--- Begin ---

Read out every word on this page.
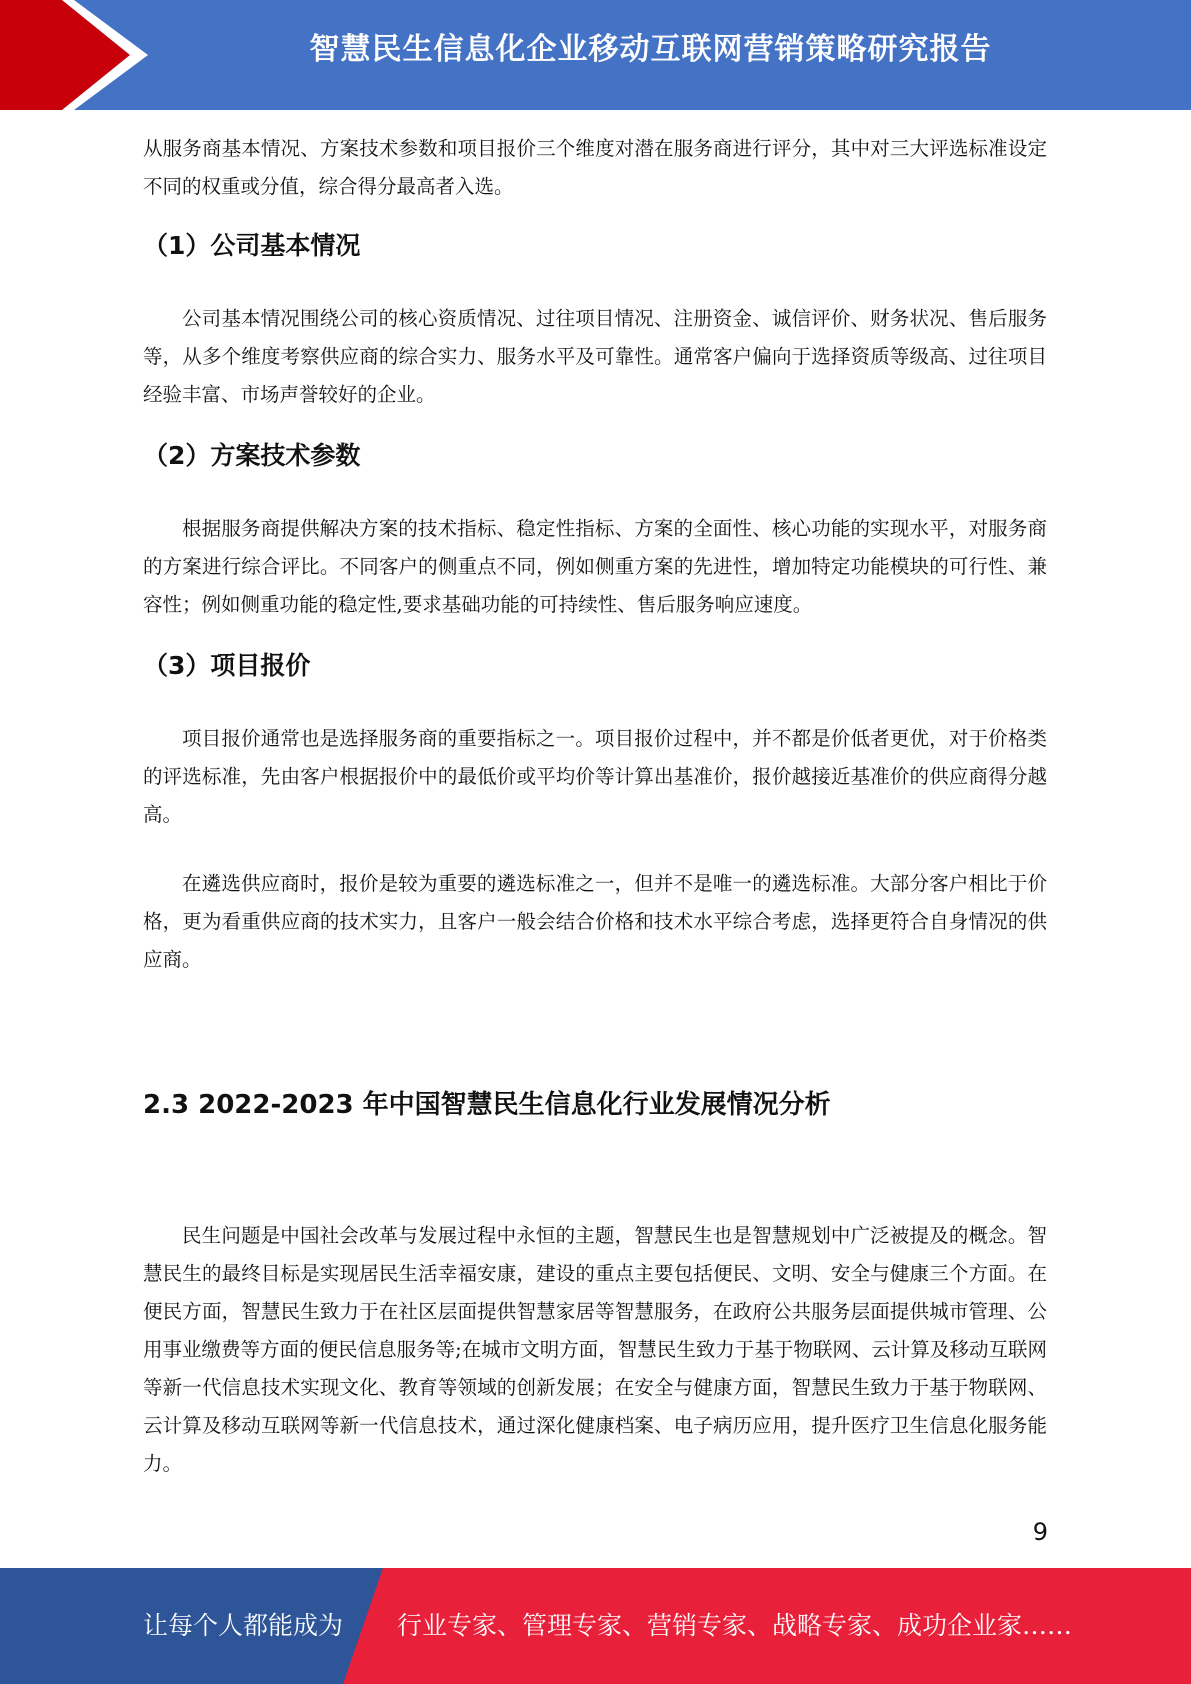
智慧民生信息化企业移动互联网营销策略研究报告

从服务商基本情况、方案技术参数和项目报价三个维度对潜在服务商进行评分，其中对三大评选标准设定不同的权重或分值，综合得分最高者入选。

（1）公司基本情况

公司基本情况围绕公司的核心资质情况、过往项目情况、注册资金、诚信评价、财务状况、售后服务等，从多个维度考察供应商的综合实力、服务水平及可靠性。通常客户偏向于选择资质等级高、过往项目经验丰富、市场声誉较好的企业。

（2）方案技术参数

根据服务商提供解决方案的技术指标、稳定性指标、方案的全面性、核心功能的实现水平，对服务商的方案进行综合评比。不同客户的侧重点不同，例如侧重方案的先进性，增加特定功能模块的可行性、兼容性；例如侧重功能的稳定性,要求基础功能的可持续性、售后服务响应速度。

（3）项目报价

项目报价通常也是选择服务商的重要指标之一。项目报价过程中，并不都是价低者更优，对于价格类的评选标准，先由客户根据报价中的最低价或平均价等计算出基准价，报价越接近基准价的供应商得分越高。

在遴选供应商时，报价是较为重要的遴选标准之一，但并不是唯一的遴选标准。大部分客户相比于价格，更为看重供应商的技术实力，且客户一般会结合价格和技术水平综合考虑，选择更符合自身情况的供应商。

2.3 2022-2023 年中国智慧民生信息化行业发展情况分析

民生问题是中国社会改革与发展过程中永恒的主题，智慧民生也是智慧规划中广泛被提及的概念。智慧民生的最终目标是实现居民生活幸福安康，建设的重点主要包括便民、文明、安全与健康三个方面。在便民方面，智慧民生致力于在社区层面提供智慧家居等智慧服务，在政府公共服务层面提供城市管理、公用事业缴费等方面的便民信息服务等;在城市文明方面，智慧民生致力于基于物联网、云计算及移动互联网等新一代信息技术实现文化、教育等领域的创新发展；在安全与健康方面，智慧民生致力于基于物联网、云计算及移动互联网等新一代信息技术，通过深化健康档案、电子病历应用，提升医疗卫生信息化服务能力。

9
让每个人都能成为 行业专家、管理专家、营销专家、战略专家、成功企业家……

--- End ---

**STATED PROBLEM**
Transcribe the records word for word and include no pictures.

**RESPONSE TO THE TASK**
Read out every word on this page.
智慧民生信息化企业移动互联网营销策略研究报告

从服务商基本情况、方案技术参数和项目报价三个维度对潜在服务商进行评分，其中对三大评选标准设定不同的权重或分值，综合得分最高者入选。

（1）公司基本情况

公司基本情况围绕公司的核心资质情况、过往项目情况、注册资金、诚信评价、财务状况、售后服务等，从多个维度考察供应商的综合实力、服务水平及可靠性。通常客户偏向于选择资质等级高、过往项目经验丰富、市场声誉较好的企业。

（2）方案技术参数

根据服务商提供解决方案的技术指标、稳定性指标、方案的全面性、核心功能的实现水平，对服务商的方案进行综合评比。不同客户的侧重点不同，例如侧重方案的先进性，增加特定功能模块的可行性、兼容性；例如侧重功能的稳定性,要求基础功能的可持续性、售后服务响应速度。

（3）项目报价

项目报价通常也是选择服务商的重要指标之一。项目报价过程中，并不都是价低者更优，对于价格类的评选标准，先由客户根据报价中的最低价或平均价等计算出基准价，报价越接近基准价的供应商得分越高。

在遴选供应商时，报价是较为重要的遴选标准之一，但并不是唯一的遴选标准。大部分客户相比于价格，更为看重供应商的技术实力，且客户一般会结合价格和技术水平综合考虑，选择更符合自身情况的供应商。

2.3 2022-2023 年中国智慧民生信息化行业发展情况分析

民生问题是中国社会改革与发展过程中永恒的主题，智慧民生也是智慧规划中广泛被提及的概念。智慧民生的最终目标是实现居民生活幸福安康，建设的重点主要包括便民、文明、安全与健康三个方面。在便民方面，智慧民生致力于在社区层面提供智慧家居等智慧服务，在政府公共服务层面提供城市管理、公用事业缴费等方面的便民信息服务等;在城市文明方面，智慧民生致力于基于物联网、云计算及移动互联网等新一代信息技术实现文化、教育等领域的创新发展；在安全与健康方面，智慧民生致力于基于物联网、云计算及移动互联网等新一代信息技术，通过深化健康档案、电子病历应用，提升医疗卫生信息化服务能力。

9
让每个人都能成为 行业专家、管理专家、营销专家、战略专家、成功企业家……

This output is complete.